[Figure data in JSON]
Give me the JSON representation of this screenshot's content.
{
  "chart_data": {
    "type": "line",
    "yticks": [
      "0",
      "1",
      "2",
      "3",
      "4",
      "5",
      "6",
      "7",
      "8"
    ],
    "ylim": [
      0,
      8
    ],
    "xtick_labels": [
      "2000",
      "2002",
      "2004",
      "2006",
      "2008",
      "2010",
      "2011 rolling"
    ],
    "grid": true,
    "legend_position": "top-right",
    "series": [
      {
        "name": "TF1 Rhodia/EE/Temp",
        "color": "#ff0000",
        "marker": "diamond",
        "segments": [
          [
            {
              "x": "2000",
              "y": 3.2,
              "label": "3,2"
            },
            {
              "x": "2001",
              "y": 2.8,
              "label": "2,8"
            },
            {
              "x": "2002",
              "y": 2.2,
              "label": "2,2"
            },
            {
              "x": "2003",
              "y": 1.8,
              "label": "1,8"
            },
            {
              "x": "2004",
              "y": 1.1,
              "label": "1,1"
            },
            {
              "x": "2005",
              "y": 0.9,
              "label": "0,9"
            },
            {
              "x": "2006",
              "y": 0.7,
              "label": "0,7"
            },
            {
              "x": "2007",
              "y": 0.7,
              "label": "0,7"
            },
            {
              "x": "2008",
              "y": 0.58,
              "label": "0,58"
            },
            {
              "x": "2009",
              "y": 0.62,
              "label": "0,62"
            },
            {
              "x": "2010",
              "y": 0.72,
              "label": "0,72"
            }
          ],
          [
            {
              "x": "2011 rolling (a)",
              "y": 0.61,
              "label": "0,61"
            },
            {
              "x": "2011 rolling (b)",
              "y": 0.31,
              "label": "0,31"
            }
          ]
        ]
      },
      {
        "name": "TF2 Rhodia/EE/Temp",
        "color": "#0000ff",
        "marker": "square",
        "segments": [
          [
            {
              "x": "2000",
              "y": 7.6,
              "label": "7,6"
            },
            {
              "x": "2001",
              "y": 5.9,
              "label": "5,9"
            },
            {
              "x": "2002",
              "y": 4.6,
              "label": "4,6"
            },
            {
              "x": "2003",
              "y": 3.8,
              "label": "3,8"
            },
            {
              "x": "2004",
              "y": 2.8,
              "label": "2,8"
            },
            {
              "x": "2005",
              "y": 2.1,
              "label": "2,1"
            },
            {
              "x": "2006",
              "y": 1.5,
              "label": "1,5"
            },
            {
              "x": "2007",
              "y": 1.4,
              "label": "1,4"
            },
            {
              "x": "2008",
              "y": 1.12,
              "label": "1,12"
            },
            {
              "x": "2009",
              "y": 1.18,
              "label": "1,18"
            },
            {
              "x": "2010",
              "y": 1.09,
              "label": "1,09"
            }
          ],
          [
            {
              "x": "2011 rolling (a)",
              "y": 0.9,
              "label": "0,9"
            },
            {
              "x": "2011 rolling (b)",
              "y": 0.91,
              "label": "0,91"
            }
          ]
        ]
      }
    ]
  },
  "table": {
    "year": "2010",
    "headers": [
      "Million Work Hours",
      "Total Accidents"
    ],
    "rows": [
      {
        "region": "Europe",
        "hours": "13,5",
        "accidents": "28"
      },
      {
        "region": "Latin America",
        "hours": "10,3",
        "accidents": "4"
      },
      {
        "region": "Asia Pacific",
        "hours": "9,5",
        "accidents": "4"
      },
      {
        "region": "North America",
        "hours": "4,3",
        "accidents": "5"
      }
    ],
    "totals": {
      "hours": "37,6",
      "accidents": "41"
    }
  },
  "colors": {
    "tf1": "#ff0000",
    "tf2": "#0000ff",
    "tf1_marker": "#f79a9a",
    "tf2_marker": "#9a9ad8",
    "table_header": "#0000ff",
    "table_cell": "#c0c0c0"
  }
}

> [Task]: From the records above, copy every line that holds the word "name".

> [Answer to this task]:
        "name": "TF1 Rhodia/EE/Temp",
        "name": "TF2 Rhodia/EE/Temp",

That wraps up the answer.